◆ **Records provided**:
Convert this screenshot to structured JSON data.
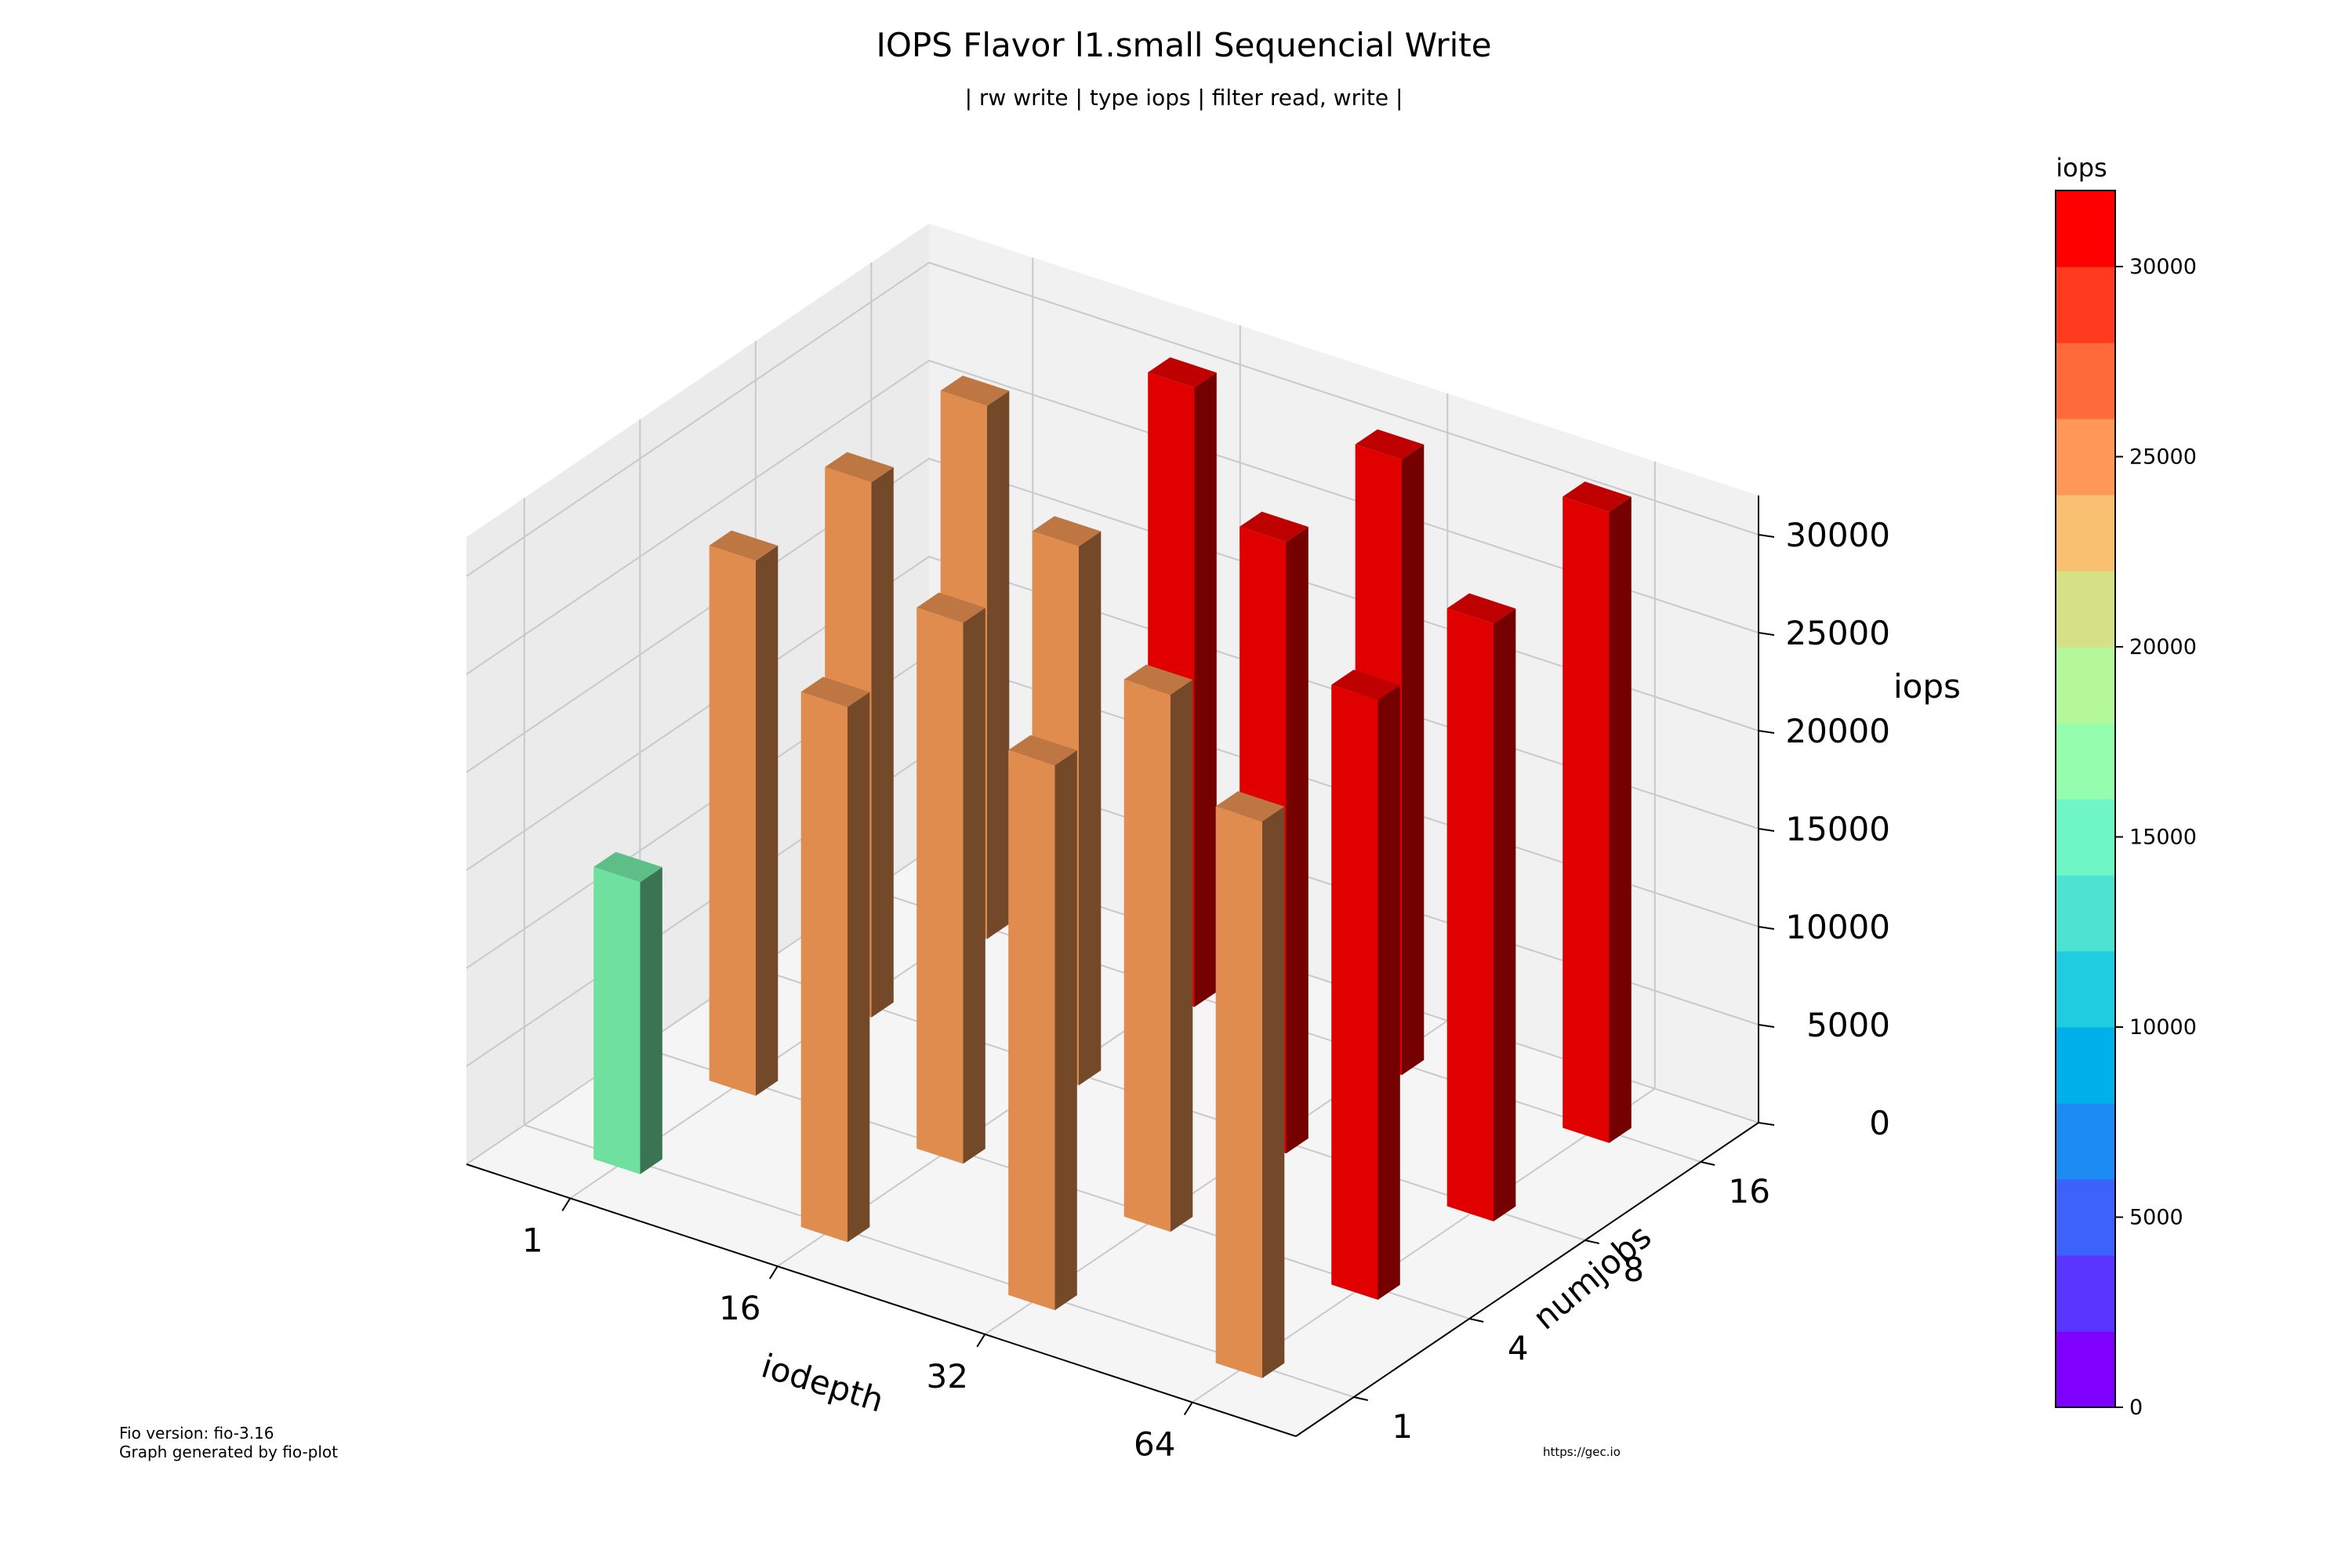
{
  "chart_data": {
    "type": "bar3d",
    "title": "IOPS Flavor l1.small Sequencial Write",
    "subtitle": "| rw write | type iops | filter read, write |",
    "xlabel": "iodepth",
    "ylabel": "numjobs",
    "zlabel": "iops",
    "x_categories": [
      "1",
      "16",
      "32",
      "64"
    ],
    "y_categories": [
      "1",
      "4",
      "8",
      "16"
    ],
    "zlim": [
      0,
      32000
    ],
    "z_ticks": [
      0,
      5000,
      10000,
      15000,
      20000,
      25000,
      30000
    ],
    "grid": true,
    "series": [
      {
        "numjobs": "1",
        "values": [
          14900,
          27300,
          27800,
          28400
        ]
      },
      {
        "numjobs": "4",
        "values": [
          27300,
          27600,
          27400,
          30600
        ]
      },
      {
        "numjobs": "8",
        "values": [
          27300,
          27500,
          31200,
          30500
        ]
      },
      {
        "numjobs": "16",
        "values": [
          27200,
          31600,
          31400,
          32200
        ]
      }
    ],
    "colorbar": {
      "label": "iops",
      "ticks": [
        0,
        5000,
        10000,
        15000,
        20000,
        25000,
        30000
      ],
      "max": 32000,
      "colors": [
        "#8000ff",
        "#5a35ff",
        "#3b63fb",
        "#1c8cf3",
        "#00b0eb",
        "#20cce0",
        "#4ce3d3",
        "#6ef6c6",
        "#94fdae",
        "#b4f89a",
        "#d6e084",
        "#f8c070",
        "#ff9856",
        "#ff6a3a",
        "#ff3a1e",
        "#ff0000"
      ]
    },
    "bar_colors": {
      "low": "#6fe0a0",
      "mid": "#e08c4e",
      "high": "#e00000"
    }
  },
  "footer": {
    "fio_version": "Fio version: fio-3.16",
    "generator": "Graph generated by fio-plot",
    "url": "https://gec.io"
  }
}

◆ **What you need to do**: Each line that holds the word "type" is to be copied.

◆ **Reply to the exercise**:
    "type": "bar3d",
    "subtitle": "| rw write | type iops | filter read, write |",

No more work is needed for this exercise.